-- BEGIN --

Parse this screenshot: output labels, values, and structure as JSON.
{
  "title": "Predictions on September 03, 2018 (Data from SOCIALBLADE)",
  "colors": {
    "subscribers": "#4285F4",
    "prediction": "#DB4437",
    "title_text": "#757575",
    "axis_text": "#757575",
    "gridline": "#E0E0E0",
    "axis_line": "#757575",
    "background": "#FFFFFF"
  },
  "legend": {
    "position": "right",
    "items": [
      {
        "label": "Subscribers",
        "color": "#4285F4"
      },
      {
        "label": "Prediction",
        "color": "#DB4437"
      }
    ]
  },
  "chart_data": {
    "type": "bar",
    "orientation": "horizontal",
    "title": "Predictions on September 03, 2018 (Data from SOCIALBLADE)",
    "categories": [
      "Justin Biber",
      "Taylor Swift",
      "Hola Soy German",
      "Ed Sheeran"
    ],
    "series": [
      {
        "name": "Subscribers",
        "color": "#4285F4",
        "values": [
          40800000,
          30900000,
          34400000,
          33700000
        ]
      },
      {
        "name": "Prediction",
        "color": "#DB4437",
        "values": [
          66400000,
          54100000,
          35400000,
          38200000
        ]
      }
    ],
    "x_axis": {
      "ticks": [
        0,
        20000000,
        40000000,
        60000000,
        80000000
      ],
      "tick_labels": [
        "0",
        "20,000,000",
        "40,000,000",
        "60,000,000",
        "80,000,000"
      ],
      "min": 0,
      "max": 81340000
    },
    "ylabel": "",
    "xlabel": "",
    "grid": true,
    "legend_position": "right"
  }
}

-- END --

Repeat the material word for word, in full.

Parse this screenshot: output labels, values, and structure as JSON.
{
  "title": "Predictions on September 03, 2018 (Data from SOCIALBLADE)",
  "colors": {
    "subscribers": "#4285F4",
    "prediction": "#DB4437",
    "title_text": "#757575",
    "axis_text": "#757575",
    "gridline": "#E0E0E0",
    "axis_line": "#757575",
    "background": "#FFFFFF"
  },
  "legend": {
    "position": "right",
    "items": [
      {
        "label": "Subscribers",
        "color": "#4285F4"
      },
      {
        "label": "Prediction",
        "color": "#DB4437"
      }
    ]
  },
  "chart_data": {
    "type": "bar",
    "orientation": "horizontal",
    "title": "Predictions on September 03, 2018 (Data from SOCIALBLADE)",
    "categories": [
      "Justin Biber",
      "Taylor Swift",
      "Hola Soy German",
      "Ed Sheeran"
    ],
    "series": [
      {
        "name": "Subscribers",
        "color": "#4285F4",
        "values": [
          40800000,
          30900000,
          34400000,
          33700000
        ]
      },
      {
        "name": "Prediction",
        "color": "#DB4437",
        "values": [
          66400000,
          54100000,
          35400000,
          38200000
        ]
      }
    ],
    "x_axis": {
      "ticks": [
        0,
        20000000,
        40000000,
        60000000,
        80000000
      ],
      "tick_labels": [
        "0",
        "20,000,000",
        "40,000,000",
        "60,000,000",
        "80,000,000"
      ],
      "min": 0,
      "max": 81340000
    },
    "ylabel": "",
    "xlabel": "",
    "grid": true,
    "legend_position": "right"
  }
}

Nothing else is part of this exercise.